* **TAREFA PROPOSTA A**:
Pode reescrever as entradas, desde a primeira até à linha que contém "bar-2025 [794,225,983,1124]", inclusive, trocando "in-progress-label" por "pending-label" e deixando tudo o resto igual?

Que esse olhar saiba deixar aos que já não têm memória pessoal de Abril a alegria com que vimos Abril abrir as portas à feminização das magistraturas; a determinação com que o Ministério da Justiça desocupou o Limoeiro e a Cadeia da Relação do Porto; a energia com que se integrou no sistema judicial os tribunais administrativos e fiscais e os tribunais do trabalho, ou se assumiram iniciativas legislativas de monta, como a atualização do Código Civil (1977), ou da legislação penal, com a aprovação de um novo Código Penal (1982), e do processo penal, com a aprovação de um novo Código de Processo Penal (1987).
E que esse olhar faça justiça aos meus antecessores, designadamente aos que, com grande cordialidade democrática, aceitaram estar, hoje, aqui presentes.
Porque lhes somos devedores, a todos e a cada um. Porventura ainda sem o distanciamento que permitirá o juízo objetivo que contempla todas as circunstâncias, mas sem que qualquer dúvida paire sobre o que foi o seu compromisso com o serviço da República e do interesse público, ou sobre a seriedade com que abraçaram a sua missão.
Ficamos-lhes, pois, devedores, naturalmente entre muitas outras iniciativas, da instituição de uma alta autoridade encarregada de atos de prevenção, apuramento e participação às entidades competentes, para a investigação ou a ação criminal, de atos de corrupção e outras fraudes [Rui Machete]; do regime jurídico de proteção às vítimas de crimes violentos; do “Programa “Nova vida da vida prisional”; ou do “Programa Cidadão e Justiça” [Laborinho Lúcio]; da lei da adoção; da Reforma da Ação Executiva (com criação da figura do solicitador judicial); ou da aprovação do Código da Insolvência e da Recuperação de Empresas [Celeste Cardona]; da Estratégia Nacional de Combate à Corrupção ou do Plano Justiça + Próxima, que garantiu uma maior proximidade ao cidadão, maior agilidade e transparência, através da adoção de novas ferramentas tecnológicas [Francisca van Dunem].

* **TAREFA PROPOSTA B**:
Segundo o documento, em que ano foi aprovado o novo Código de Processo Penal?

* **DADOS DA TAREFA**:
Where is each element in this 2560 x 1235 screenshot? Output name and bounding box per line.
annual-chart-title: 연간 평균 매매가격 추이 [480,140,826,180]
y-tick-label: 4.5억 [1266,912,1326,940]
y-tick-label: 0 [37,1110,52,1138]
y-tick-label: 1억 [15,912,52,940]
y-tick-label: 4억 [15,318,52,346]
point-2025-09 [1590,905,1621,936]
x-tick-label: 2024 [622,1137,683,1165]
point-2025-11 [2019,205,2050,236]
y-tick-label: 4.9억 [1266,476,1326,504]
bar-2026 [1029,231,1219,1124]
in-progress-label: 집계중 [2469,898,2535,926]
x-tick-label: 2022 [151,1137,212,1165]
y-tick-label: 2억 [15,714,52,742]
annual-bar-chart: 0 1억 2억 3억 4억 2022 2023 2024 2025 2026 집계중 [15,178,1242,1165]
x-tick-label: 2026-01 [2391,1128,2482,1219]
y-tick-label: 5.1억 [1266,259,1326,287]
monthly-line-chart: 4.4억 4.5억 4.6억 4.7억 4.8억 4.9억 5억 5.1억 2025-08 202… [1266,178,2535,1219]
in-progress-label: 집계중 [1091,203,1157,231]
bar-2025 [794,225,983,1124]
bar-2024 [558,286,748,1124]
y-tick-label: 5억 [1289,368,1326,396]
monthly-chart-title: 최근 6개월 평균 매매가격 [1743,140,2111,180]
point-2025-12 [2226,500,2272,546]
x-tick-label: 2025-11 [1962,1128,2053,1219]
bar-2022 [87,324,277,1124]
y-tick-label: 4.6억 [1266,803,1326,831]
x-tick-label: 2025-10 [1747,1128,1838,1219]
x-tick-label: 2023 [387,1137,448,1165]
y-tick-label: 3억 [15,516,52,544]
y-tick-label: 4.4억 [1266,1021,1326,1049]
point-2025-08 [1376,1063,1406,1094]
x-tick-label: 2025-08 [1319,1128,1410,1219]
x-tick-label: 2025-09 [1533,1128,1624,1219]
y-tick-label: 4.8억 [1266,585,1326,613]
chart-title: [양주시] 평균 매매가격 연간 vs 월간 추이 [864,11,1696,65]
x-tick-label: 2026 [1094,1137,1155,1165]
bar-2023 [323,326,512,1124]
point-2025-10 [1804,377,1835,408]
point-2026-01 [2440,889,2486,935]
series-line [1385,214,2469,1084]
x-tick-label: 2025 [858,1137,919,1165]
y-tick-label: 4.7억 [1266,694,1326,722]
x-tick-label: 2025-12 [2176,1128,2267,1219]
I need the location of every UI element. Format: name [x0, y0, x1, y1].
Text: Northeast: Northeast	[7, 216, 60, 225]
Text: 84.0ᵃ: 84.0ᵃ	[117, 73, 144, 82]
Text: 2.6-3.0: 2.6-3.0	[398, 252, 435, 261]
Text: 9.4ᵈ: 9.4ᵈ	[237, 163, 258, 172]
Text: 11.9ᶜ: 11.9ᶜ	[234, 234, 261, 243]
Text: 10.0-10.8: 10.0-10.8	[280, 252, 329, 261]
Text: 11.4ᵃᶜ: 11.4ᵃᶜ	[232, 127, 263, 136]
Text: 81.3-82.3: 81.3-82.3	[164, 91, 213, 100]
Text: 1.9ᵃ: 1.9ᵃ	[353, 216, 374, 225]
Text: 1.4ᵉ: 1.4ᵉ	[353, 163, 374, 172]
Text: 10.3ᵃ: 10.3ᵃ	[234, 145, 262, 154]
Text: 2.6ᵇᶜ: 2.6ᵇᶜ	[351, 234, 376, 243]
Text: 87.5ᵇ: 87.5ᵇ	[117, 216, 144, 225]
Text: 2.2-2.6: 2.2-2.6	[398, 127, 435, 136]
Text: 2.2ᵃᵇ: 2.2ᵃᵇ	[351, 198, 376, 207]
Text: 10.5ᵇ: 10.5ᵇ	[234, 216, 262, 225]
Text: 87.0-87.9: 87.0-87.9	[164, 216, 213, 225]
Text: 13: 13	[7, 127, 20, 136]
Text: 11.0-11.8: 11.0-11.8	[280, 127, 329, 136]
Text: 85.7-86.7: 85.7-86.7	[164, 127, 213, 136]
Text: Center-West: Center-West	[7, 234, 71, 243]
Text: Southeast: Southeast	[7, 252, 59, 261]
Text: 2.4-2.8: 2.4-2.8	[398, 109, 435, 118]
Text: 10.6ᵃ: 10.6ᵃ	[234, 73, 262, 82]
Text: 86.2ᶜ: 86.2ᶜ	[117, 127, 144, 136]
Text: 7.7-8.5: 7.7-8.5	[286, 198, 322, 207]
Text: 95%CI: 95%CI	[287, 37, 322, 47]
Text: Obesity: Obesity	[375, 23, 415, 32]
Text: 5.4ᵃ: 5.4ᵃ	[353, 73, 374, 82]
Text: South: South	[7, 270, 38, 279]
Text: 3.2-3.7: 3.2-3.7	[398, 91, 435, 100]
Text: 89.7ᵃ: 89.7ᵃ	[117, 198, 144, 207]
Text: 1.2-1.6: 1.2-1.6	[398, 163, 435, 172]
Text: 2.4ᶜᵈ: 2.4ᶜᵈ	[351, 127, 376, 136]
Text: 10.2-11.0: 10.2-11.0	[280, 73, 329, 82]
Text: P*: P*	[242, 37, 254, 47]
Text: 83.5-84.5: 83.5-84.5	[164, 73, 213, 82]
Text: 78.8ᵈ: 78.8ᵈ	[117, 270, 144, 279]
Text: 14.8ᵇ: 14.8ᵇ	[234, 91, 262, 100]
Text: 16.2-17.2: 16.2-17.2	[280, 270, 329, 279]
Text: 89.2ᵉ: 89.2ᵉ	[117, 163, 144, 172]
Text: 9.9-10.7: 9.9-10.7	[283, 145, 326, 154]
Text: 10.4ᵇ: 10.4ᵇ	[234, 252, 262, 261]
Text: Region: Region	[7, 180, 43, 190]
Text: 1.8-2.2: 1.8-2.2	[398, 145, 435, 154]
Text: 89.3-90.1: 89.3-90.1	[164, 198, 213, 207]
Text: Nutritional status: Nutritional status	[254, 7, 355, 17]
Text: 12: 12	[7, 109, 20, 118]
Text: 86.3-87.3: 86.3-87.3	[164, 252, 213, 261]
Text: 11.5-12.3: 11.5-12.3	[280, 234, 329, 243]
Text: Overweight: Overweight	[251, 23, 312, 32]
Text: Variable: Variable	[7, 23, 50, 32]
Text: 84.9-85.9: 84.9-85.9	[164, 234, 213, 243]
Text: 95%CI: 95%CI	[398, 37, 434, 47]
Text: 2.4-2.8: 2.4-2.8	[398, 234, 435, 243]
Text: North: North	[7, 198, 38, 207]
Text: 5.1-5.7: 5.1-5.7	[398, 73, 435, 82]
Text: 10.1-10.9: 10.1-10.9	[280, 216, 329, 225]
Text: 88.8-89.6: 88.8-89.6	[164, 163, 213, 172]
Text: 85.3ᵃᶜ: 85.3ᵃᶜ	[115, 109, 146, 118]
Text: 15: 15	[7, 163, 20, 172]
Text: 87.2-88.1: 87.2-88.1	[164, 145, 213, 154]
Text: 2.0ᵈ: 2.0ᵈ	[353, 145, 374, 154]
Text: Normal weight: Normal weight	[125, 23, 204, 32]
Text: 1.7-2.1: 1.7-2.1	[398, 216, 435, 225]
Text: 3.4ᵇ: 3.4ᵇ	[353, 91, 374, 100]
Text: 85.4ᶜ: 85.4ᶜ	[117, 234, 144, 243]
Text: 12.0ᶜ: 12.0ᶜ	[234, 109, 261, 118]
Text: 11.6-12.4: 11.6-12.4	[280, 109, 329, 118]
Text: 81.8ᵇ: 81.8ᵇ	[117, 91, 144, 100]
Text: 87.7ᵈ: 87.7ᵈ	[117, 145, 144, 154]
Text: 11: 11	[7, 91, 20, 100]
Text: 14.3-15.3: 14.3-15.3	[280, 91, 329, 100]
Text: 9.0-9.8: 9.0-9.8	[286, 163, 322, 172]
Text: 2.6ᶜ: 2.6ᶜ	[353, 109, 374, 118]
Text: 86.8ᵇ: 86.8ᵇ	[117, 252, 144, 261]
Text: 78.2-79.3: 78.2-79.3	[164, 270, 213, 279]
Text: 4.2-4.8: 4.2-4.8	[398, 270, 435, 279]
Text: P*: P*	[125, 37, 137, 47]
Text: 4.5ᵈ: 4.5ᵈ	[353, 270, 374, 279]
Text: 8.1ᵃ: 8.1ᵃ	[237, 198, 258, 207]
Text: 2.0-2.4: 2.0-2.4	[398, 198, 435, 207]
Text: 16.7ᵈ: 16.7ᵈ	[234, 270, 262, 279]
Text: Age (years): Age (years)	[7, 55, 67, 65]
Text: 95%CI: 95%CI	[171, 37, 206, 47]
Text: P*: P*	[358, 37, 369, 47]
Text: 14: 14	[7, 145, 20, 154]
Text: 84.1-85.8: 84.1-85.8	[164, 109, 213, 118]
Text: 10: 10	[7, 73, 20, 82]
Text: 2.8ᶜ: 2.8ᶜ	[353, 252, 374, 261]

* **RESPOSTA ESCRITA A**:
Where is each element in this 2560 x 1235 screenshot? Output name and bounding box per line.
annual-chart-title: 연간 평균 매매가격 추이 [480,140,826,180]
y-tick-label: 4.5억 [1266,912,1326,940]
y-tick-label: 0 [37,1110,52,1138]
y-tick-label: 1억 [15,912,52,940]
y-tick-label: 4억 [15,318,52,346]
point-2025-09 [1590,905,1621,936]
x-tick-label: 2024 [622,1137,683,1165]
point-2025-11 [2019,205,2050,236]
y-tick-label: 4.9억 [1266,476,1326,504]
bar-2026 [1029,231,1219,1124]
pending-label: 집계중 [2469,898,2535,926]
x-tick-label: 2022 [151,1137,212,1165]
y-tick-label: 2억 [15,714,52,742]
annual-bar-chart: 0 1억 2억 3억 4억 2022 2023 2024 2025 2026 집계중 [15,178,1242,1165]
x-tick-label: 2026-01 [2391,1128,2482,1219]
y-tick-label: 5.1억 [1266,259,1326,287]
monthly-line-chart: 4.4억 4.5억 4.6억 4.7억 4.8억 4.9억 5억 5.1억 2025-08 202… [1266,178,2535,1219]
pending-label: 집계중 [1091,203,1157,231]
bar-2025 [794,225,983,1124]

* **RESPOSTA ESCRITA B**:
Em 1987.